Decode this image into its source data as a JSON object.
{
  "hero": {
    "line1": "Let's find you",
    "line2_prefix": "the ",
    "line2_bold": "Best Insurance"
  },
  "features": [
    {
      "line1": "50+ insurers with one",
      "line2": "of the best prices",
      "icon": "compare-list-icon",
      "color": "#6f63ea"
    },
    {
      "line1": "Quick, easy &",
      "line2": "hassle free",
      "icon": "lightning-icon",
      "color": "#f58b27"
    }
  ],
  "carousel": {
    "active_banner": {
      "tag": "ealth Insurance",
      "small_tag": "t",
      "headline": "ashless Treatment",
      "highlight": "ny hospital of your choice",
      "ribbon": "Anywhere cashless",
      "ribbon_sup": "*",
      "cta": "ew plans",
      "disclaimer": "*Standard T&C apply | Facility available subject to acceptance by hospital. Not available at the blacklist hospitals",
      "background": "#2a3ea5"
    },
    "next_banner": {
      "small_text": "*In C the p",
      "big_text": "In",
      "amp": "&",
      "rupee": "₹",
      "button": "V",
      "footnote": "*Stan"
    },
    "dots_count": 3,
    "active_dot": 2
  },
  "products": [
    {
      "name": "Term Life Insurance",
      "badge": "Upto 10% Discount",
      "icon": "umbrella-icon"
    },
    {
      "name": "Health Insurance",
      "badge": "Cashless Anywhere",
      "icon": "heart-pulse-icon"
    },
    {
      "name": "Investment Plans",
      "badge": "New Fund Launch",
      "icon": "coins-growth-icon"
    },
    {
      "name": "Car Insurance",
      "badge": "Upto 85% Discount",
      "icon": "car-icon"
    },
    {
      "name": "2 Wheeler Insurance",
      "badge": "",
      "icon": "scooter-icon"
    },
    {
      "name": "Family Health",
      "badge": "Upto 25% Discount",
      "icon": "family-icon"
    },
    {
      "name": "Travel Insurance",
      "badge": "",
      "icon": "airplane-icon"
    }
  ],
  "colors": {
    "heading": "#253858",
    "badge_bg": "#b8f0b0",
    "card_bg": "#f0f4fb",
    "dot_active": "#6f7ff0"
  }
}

Problem details » Each line of the material must be restated exactly.

Answer for this exercise »
Decode this image into its source data as a JSON object.
{
  "hero": {
    "line1": "Let's find you",
    "line2_prefix": "the ",
    "line2_bold": "Best Insurance"
  },
  "features": [
    {
      "line1": "50+ insurers with one",
      "line2": "of the best prices",
      "icon": "compare-list-icon",
      "color": "#6f63ea"
    },
    {
      "line1": "Quick, easy &",
      "line2": "hassle free",
      "icon": "lightning-icon",
      "color": "#f58b27"
    }
  ],
  "carousel": {
    "active_banner": {
      "tag": "ealth Insurance",
      "small_tag": "t",
      "headline": "ashless Treatment",
      "highlight": "ny hospital of your choice",
      "ribbon": "Anywhere cashless",
      "ribbon_sup": "*",
      "cta": "ew plans",
      "disclaimer": "*Standard T&C apply | Facility available subject to acceptance by hospital. Not available at the blacklist hospitals",
      "background": "#2a3ea5"
    },
    "next_banner": {
      "small_text": "*In C the p",
      "big_text": "In",
      "amp": "&",
      "rupee": "₹",
      "button": "V",
      "footnote": "*Stan"
    },
    "dots_count": 3,
    "active_dot": 2
  },
  "products": [
    {
      "name": "Term Life Insurance",
      "badge": "Upto 10% Discount",
      "icon": "umbrella-icon"
    },
    {
      "name": "Health Insurance",
      "badge": "Cashless Anywhere",
      "icon": "heart-pulse-icon"
    },
    {
      "name": "Investment Plans",
      "badge": "New Fund Launch",
      "icon": "coins-growth-icon"
    },
    {
      "name": "Car Insurance",
      "badge": "Upto 85% Discount",
      "icon": "car-icon"
    },
    {
      "name": "2 Wheeler Insurance",
      "badge": "",
      "icon": "scooter-icon"
    },
    {
      "name": "Family Health",
      "badge": "Upto 25% Discount",
      "icon": "family-icon"
    },
    {
      "name": "Travel Insurance",
      "badge": "",
      "icon": "airplane-icon"
    }
  ],
  "colors": {
    "heading": "#253858",
    "badge_bg": "#b8f0b0",
    "card_bg": "#f0f4fb",
    "dot_active": "#6f7ff0"
  }
}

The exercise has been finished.